▶ [Trecho fornecido]

-*-*-

De lá para cá, a outrora glamourosa cantora e atriz passou ao status de meme vivo absoluto, algo que não foi alterado nem com o lançamento de seu último disco –Vanusa Santos Flores – produzido em 2015 por Zeca Baleiro. Vanusa acabou morrendo melancolicamente em novembro de 2020, envolta em histórico de depressão, abuso de remédios e álcool.

Foto: Divulgação (à esquerda, Vanusa e sua questionável performance em 2009; à direita, estampando a capa de “Manhãs de Setembro”)

O que pouca gente da atual geração sabe é que a cantora foi, além de sex simbol, referência de boa cantora, que emplacou dois enormes sucessos nos seus tempos áureos, a saber, a bela canção Paralelas, composta por Belchior, e a arrebatadora Manhãs de Setembro, que dá nome à atual minissérie nacional da Amazon Prime Video, estrelada por Liniker (brilhante), no papel da mulher trans, Cassandra.

O fato de o nome da série ser o mesmo da música não é mera coincidência. Na história, Cassandra – mulher trans, negra, motogirl durante o dia e cantora de boate LGBTQUIA+ à noite – acaba de adquirir sua própria quitinete, está feliz no namoro com o garçom Ivaldo (Thomas Aquino) – homem casado e pai de garota adolescente – e pronta para curtir uma liberdade que até então parecia não ter podido usufruir, principalmente junto aos amigos Roberta (Clood Dias) – dona da boate em que canta – e o casal formado pelo ex-padre Aristides (Gero Camilo) e o músico Décio (Paulo Miklos). Ela tem, por musa, justamente Vanusa, cuja foto junto com a mãe é mantida na parede do apê, e com quem se comunica mentalmente, como se Vanusa estivesse para ela como o Adolf Hitler imaginário do jovem Jojo de Jojo Rabbit (2019), ou o John Wayne para o pastor Jesse Custer da icônica HQ Preacher (1995-2000).

Foto: Divulgação

Tudo correria maravilhosamente bem, se não fosse o fato de, num belo dia, o passado vir bater à porta de Cassandra, na forma de Leide (Karine Teles, excelente), trazendo, a tiracolo, o menino Gersinho (Gustavo Coelho, muito bom), que seria filho biológico dos dois (ou melhor, das duas), do momento pré-transição de gênero de Cassandra.

-*-*-

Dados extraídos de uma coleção
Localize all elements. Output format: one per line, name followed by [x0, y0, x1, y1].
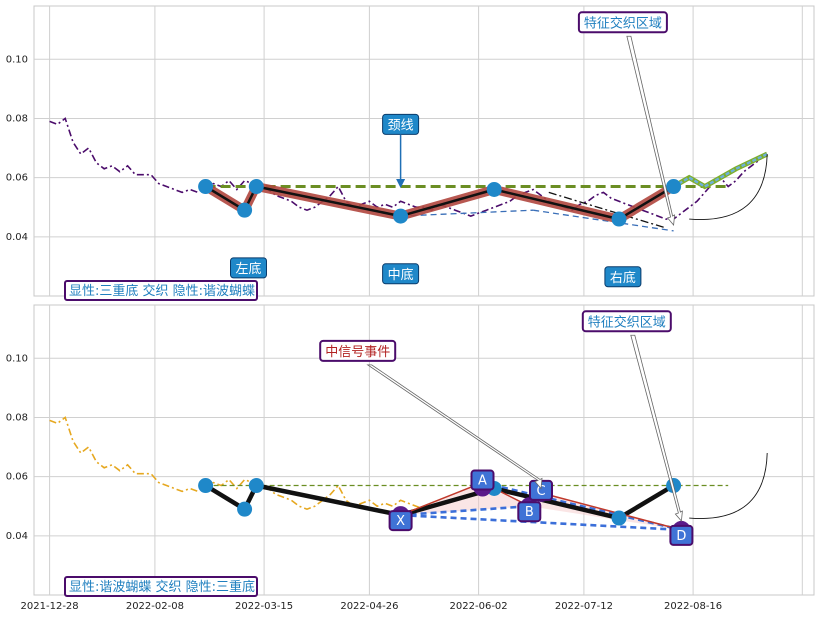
- pivot-point: [393, 208, 409, 224]
- harmonic-point-b: B: [517, 497, 542, 523]
- x-tick-label: 2022-07-12: [555, 601, 613, 612]
- bottom-panel: 0.040.060.080.10 2021-12-28 2022-02-08 202…: [6, 304, 815, 612]
- harmonic-point-box: [470, 469, 495, 491]
- y-tick-label: 0.04: [6, 531, 28, 542]
- pivot-point: [486, 181, 502, 197]
- annotation-box: [319, 339, 397, 362]
- top-plot-frame: [33, 5, 815, 297]
- annotation-text: 颈线: [388, 118, 414, 133]
- price-series-line: [49, 416, 425, 511]
- pivot-point: [198, 478, 214, 494]
- harmonic-point-box: [669, 524, 694, 546]
- pivot-point: [611, 211, 627, 227]
- annotation-box: [382, 263, 420, 285]
- hidden-pattern-line: [533, 209, 674, 232]
- y-tick-label: 0.08: [6, 412, 28, 423]
- x-tick-label: 2022-03-15: [235, 601, 293, 612]
- annotation: 特征交织区域: [577, 11, 676, 226]
- annotation-text: 左底: [235, 261, 261, 277]
- hidden-pattern-line: [400, 504, 530, 517]
- harmonic-point-label: B: [525, 505, 534, 520]
- pivot-point: [666, 179, 682, 195]
- harmonic-point-a: A: [470, 469, 495, 497]
- top-plot-area: [49, 117, 769, 232]
- annotation-box: [604, 266, 642, 288]
- y-tick-label: 0.04: [6, 232, 28, 243]
- annotation: 特征交织区域: [581, 310, 683, 522]
- annotation-box: [230, 257, 267, 279]
- top-caption: 显性:三重底 交织 隐性:谐波蝴蝶: [69, 283, 255, 299]
- harmonic-point-box: [517, 501, 542, 523]
- annotation: 中信号事件: [319, 339, 543, 490]
- annotation-box: [581, 310, 672, 333]
- harmonic-point-box: [388, 510, 413, 532]
- x-tick-label: 2022-04-26: [340, 601, 398, 612]
- annotation-text: 特征交织区域: [588, 314, 666, 330]
- bottom-x-ticks: 2021-12-28 2022-02-08 2022-03-15 2022-04-26…: [21, 601, 723, 612]
- pivot-point: [248, 179, 264, 195]
- projection-arc: [689, 153, 768, 220]
- pivot-point: [611, 510, 627, 526]
- pivot-point: [237, 202, 253, 218]
- hidden-pattern-line: [400, 209, 534, 217]
- pivot-point: [237, 501, 253, 517]
- projection-arc: [689, 452, 768, 519]
- harmonic-point-label: D: [676, 529, 686, 544]
- bottom-grid: [34, 305, 814, 595]
- pivot-point: [198, 179, 214, 195]
- y-tick-label: 0.06: [6, 173, 28, 184]
- projection-halo: [672, 151, 769, 190]
- y-tick-label: 0.10: [6, 353, 28, 364]
- annotation: 中底: [382, 263, 420, 285]
- annotation: 颈线: [382, 113, 420, 189]
- annotation-box: [577, 11, 668, 34]
- price-series-line: [49, 117, 768, 220]
- pattern-path: [204, 483, 675, 521]
- hidden-pattern-line: [400, 513, 682, 532]
- y-tick-label: 0.10: [6, 54, 28, 65]
- annotation-arrow: [630, 334, 683, 522]
- x-tick-label: 2022-08-16: [664, 601, 722, 612]
- y-tick-label: 0.06: [6, 472, 28, 483]
- bottom-plot-frame: [33, 304, 815, 596]
- top-grid: [34, 6, 814, 296]
- harmonic-point-label: A: [478, 474, 487, 489]
- annotation: 左底: [230, 257, 267, 279]
- x-tick-label: 2021-12-28: [21, 601, 79, 612]
- annotation-text: 右底: [610, 270, 636, 286]
- annotation: 右底: [604, 266, 642, 288]
- bottom-y-ticks: 0.04 0.06 0.08 0.10: [6, 353, 28, 542]
- hidden-pattern-line: [482, 481, 682, 532]
- harmonic-point-label: C: [536, 484, 545, 499]
- annotation-text: 中信号事件: [325, 345, 390, 360]
- bottom-annotations: X A BC D 中信号事件 特征交织区域: [319, 310, 694, 546]
- harmonic-point-d: D: [669, 520, 694, 546]
- x-tick-label: 2022-02-08: [126, 601, 184, 612]
- annotation-text: 特征交织区域: [584, 15, 662, 31]
- harmonic-point-label: X: [396, 514, 405, 529]
- y-tick-label: 0.08: [6, 113, 28, 124]
- bottom-caption-box: 显性:谐波蝴蝶 交织 隐性:三重底: [64, 576, 258, 597]
- annotation-arrow: [366, 364, 543, 490]
- harmonic-point-c: C: [529, 479, 553, 502]
- harmonic-point-x: X: [388, 506, 413, 532]
- top-y-ticks: 0.04 0.06 0.08 0.10: [6, 54, 28, 243]
- x-tick-label: 2022-06-02: [450, 601, 508, 612]
- annotation-arrow: [626, 35, 676, 226]
- pivot-point: [248, 478, 264, 494]
- top-caption-box: 显性:三重底 交织 隐性:谐波蝴蝶: [64, 280, 258, 301]
- bottom-caption: 显性:谐波蝴蝶 交织 隐性:三重底: [69, 579, 255, 595]
- annotation-text: 中底: [388, 267, 414, 283]
- hidden-pattern-line: [548, 191, 666, 229]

-*-*-

▶ [Tarefa breve] Dê continuidade ao texto sobre a minissérie Manhãs de Setembro, partindo da última frase apresentada.

▶ [Resultado da tarefa]
Leide dá mostras de ter tido muito problemas com o álcool antes do nascimento de Gerson, o que acabou por conduzi-la à situação de ter que morar/dormir na rua, dentro de um envelhecido carro, em que reveza com o filho horários de sono – para não serem roubados ou coisa pior – sem qualquer expectativa muito promissora de mudar de vida. Apesar disso, Leide é boa mãe. Atenciosa, carinhosa e dedicada ao filho, vende muamba na rua e dá pequenos golpes por necessidade de sobrevivência, mantendo sempre um astral muito mais alto do que se poderia esperar para seu quadro de vida. A opção de levar Gersinho para conhecer o pai, muito além de satisfazer a curiosidade do garoto, significava também a divisão das responsabilidades; uma folga de sua rotina tão pesada; a oportunidade de tomar banho; talvez, de conseguir um emprego de verdade e voltar a dormir numa cama; ou até mesmo a chance de tomar um chopp e namorar, coisas básicas e simples, mas que lhe eram negadas por contingências pessoais e sociais.

Gersinho se mostra um garoto muito precocemente absorvido pela dura realidade da vida, cuja cor de pele e enquadramento social já o estigmatizam para caminhos pouco animadores. Ainda assim, é uma criança dócil e estudiosa, tendo por melhor amiga a alegre Grazy (Isabela Ordoñez), filha de uma também animada prostituta.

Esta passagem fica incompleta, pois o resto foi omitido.